◆ **TASK TO CARRY OUT**
Reproduce each line bearing the word "Risks".

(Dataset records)
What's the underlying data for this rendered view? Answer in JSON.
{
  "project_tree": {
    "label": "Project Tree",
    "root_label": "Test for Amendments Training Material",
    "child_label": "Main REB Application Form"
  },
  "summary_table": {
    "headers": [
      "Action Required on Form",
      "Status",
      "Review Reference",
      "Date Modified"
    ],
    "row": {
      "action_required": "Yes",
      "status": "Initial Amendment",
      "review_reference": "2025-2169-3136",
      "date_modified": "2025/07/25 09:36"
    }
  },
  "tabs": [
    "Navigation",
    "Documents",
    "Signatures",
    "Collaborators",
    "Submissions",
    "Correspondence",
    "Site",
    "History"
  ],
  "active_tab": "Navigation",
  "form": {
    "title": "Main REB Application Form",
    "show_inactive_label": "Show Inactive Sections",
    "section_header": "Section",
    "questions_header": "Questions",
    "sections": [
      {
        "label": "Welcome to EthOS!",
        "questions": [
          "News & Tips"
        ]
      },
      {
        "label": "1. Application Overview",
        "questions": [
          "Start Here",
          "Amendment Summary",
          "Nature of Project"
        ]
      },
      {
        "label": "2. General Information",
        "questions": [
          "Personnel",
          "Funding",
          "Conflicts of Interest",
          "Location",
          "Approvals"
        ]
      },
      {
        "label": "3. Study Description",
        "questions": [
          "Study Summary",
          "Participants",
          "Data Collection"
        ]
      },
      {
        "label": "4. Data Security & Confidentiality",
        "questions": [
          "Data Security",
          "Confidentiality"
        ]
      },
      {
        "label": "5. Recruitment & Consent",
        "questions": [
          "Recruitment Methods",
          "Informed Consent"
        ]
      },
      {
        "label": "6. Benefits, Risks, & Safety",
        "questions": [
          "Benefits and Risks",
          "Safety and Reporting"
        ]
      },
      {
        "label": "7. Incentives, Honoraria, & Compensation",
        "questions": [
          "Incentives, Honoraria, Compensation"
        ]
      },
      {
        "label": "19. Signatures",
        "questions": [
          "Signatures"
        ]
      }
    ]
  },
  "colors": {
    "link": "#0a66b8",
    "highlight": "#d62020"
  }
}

◆ **WRITTEN SOLUTION**
        "label": "6. Benefits, Risks, & Safety",
          "Benefits and Risks",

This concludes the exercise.